■ **TASK REQUIREMENTS**: Sort through the data and copy the lines holding the word "para".
━━━━
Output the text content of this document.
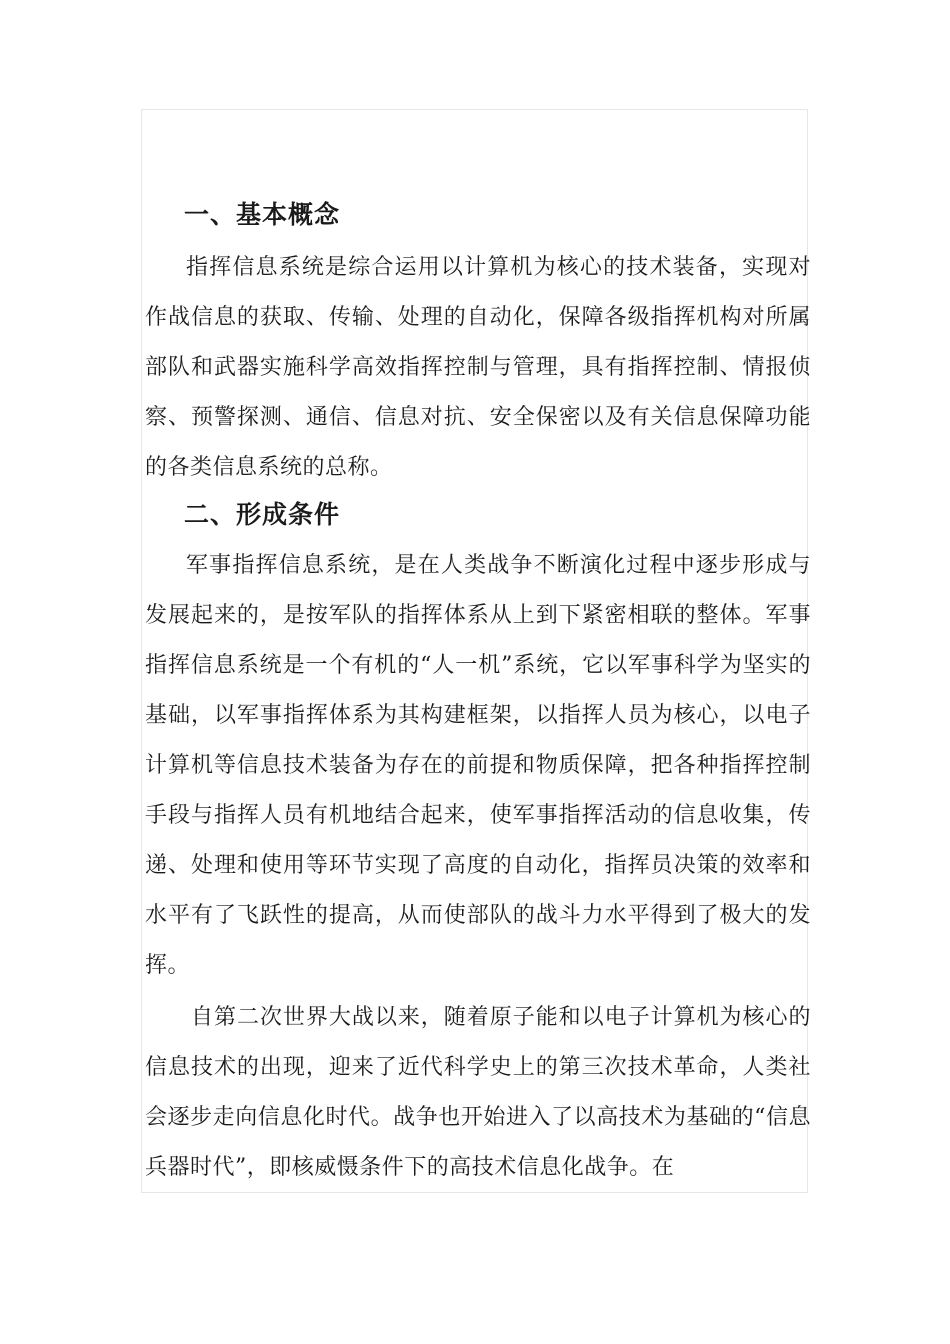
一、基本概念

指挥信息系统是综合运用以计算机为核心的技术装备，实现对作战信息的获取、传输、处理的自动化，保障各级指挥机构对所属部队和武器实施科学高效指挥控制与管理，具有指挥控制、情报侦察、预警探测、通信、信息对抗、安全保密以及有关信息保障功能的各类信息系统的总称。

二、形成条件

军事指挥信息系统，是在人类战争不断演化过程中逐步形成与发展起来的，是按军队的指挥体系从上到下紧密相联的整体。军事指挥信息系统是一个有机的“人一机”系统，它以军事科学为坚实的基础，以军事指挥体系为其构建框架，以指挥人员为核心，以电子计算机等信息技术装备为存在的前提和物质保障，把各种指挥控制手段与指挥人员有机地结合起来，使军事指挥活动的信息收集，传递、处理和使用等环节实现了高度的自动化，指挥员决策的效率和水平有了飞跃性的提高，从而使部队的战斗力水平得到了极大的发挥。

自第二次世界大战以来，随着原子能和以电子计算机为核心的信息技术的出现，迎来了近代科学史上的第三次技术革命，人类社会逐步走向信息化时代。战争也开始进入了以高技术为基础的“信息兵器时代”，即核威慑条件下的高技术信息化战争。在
━━━━
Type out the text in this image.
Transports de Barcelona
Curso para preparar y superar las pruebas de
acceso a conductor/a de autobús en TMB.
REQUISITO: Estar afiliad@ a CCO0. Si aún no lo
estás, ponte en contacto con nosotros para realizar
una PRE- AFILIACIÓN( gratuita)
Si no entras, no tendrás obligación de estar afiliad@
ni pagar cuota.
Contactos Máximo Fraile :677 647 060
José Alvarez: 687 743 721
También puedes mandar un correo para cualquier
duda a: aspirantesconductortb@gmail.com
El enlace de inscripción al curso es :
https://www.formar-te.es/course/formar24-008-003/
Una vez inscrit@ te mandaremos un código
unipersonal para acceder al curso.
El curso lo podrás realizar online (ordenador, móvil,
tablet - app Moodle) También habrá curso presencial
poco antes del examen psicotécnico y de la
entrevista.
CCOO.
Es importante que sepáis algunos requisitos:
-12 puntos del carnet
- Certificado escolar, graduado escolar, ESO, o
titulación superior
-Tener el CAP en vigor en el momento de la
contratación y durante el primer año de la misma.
━━━━
■ **RESPONSE TO THE EXERCISE**:
Curso para preparar y superar las pruebas de
estás, ponte en contacto con nosotros para realizar
También puedes mandar un correo para cualquier
unipersonal para acceder al curso.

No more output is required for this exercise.